### [MATERIAL FOR THE TASK]
---

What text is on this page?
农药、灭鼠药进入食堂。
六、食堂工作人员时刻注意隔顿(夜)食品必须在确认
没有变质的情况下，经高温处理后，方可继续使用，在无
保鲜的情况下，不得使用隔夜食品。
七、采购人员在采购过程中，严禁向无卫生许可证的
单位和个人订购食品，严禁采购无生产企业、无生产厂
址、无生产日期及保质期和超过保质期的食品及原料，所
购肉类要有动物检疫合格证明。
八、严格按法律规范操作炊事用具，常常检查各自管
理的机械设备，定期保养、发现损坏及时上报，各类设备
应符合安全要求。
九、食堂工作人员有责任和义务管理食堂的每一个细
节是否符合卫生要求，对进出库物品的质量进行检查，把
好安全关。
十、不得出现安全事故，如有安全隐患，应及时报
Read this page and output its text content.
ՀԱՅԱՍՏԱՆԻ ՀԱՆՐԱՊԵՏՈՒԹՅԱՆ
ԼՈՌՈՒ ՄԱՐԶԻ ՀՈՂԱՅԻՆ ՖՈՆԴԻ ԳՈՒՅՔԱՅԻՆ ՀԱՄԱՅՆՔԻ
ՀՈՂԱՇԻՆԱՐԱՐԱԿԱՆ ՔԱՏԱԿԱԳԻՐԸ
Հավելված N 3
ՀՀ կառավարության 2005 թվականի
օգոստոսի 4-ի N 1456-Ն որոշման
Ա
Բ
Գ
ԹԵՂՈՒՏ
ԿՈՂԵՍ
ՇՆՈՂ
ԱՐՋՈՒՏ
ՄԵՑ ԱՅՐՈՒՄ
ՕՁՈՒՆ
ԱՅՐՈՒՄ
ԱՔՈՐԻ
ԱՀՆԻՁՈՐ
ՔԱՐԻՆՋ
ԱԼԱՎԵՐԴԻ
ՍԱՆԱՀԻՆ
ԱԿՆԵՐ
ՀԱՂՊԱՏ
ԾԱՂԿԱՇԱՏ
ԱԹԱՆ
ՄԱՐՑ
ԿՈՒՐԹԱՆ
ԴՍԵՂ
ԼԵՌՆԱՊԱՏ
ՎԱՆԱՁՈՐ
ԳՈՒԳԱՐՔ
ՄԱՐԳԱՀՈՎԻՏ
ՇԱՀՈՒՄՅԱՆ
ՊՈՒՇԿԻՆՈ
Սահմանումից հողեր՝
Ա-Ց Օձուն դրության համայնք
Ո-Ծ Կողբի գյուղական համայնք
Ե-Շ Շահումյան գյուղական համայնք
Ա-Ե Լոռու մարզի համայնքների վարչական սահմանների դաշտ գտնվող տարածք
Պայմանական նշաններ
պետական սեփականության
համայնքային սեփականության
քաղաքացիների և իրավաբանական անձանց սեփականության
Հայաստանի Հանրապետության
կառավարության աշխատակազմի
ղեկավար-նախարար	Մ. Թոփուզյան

---

### [TASK DETAILS]
Give back the data above exactly as it appears.

### [OUTPUT BELOW]
What text is on this page?
农药、灭鼠药进入食堂。
六、食堂工作人员时刻注意隔顿(夜)食品必须在确认
没有变质的情况下，经高温处理后，方可继续使用，在无
保鲜的情况下，不得使用隔夜食品。
七、采购人员在采购过程中，严禁向无卫生许可证的
单位和个人订购食品，严禁采购无生产企业、无生产厂
址、无生产日期及保质期和超过保质期的食品及原料，所
购肉类要有动物检疫合格证明。
八、严格按法律规范操作炊事用具，常常检查各自管
理的机械设备，定期保养、发现损坏及时上报，各类设备
应符合安全要求。
九、食堂工作人员有责任和义务管理食堂的每一个细
节是否符合卫生要求，对进出库物品的质量进行检查，把
好安全关。
十、不得出现安全事故，如有安全隐患，应及时报
Read this page and output its text content.
ՀԱՅԱՍՏԱՆԻ ՀԱՆՐԱՊԵՏՈՒԹՅԱՆ
ԼՈՌՈՒ ՄԱՐԶԻ ՀՈՂԱՅԻՆ ՖՈՆԴԻ ԳՈՒՅՔԱՅԻՆ ՀԱՄԱՅՆՔԻ
ՀՈՂԱՇԻՆԱՐԱՐԱԿԱՆ ՔԱՏԱԿԱԳԻՐԸ
Հավելված N 3
ՀՀ կառավարության 2005 թվականի
օգոստոսի 4-ի N 1456-Ն որոշման
Ա
Բ
Գ
ԹԵՂՈՒՏ
ԿՈՂԵՍ
ՇՆՈՂ
ԱՐՋՈՒՏ
ՄԵՑ ԱՅՐՈՒՄ
ՕՁՈՒՆ
ԱՅՐՈՒՄ
ԱՔՈՐԻ
ԱՀՆԻՁՈՐ
ՔԱՐԻՆՋ
ԱԼԱՎԵՐԴԻ
ՍԱՆԱՀԻՆ
ԱԿՆԵՐ
ՀԱՂՊԱՏ
ԾԱՂԿԱՇԱՏ
ԱԹԱՆ
ՄԱՐՑ
ԿՈՒՐԹԱՆ
ԴՍԵՂ
ԼԵՌՆԱՊԱՏ
ՎԱՆԱՁՈՐ
ԳՈՒԳԱՐՔ
ՄԱՐԳԱՀՈՎԻՏ
ՇԱՀՈՒՄՅԱՆ
ՊՈՒՇԿԻՆՈ
Սահմանումից հողեր՝
Ա-Ց Օձուն դրության համայնք
Ո-Ծ Կողբի գյուղական համայնք
Ե-Շ Շահումյան գյուղական համայնք
Ա-Ե Լոռու մարզի համայնքների վարչական սահմանների դաշտ գտնվող տարածք
Պայմանական նշաններ
պետական սեփականության
համայնքային սեփականության
քաղաքացիների և իրավաբանական անձանց սեփականության
Հայաստանի Հանրապետության
կառավարության աշխատակազմի
ղեկավար-նախարար	Մ. Թոփուզյան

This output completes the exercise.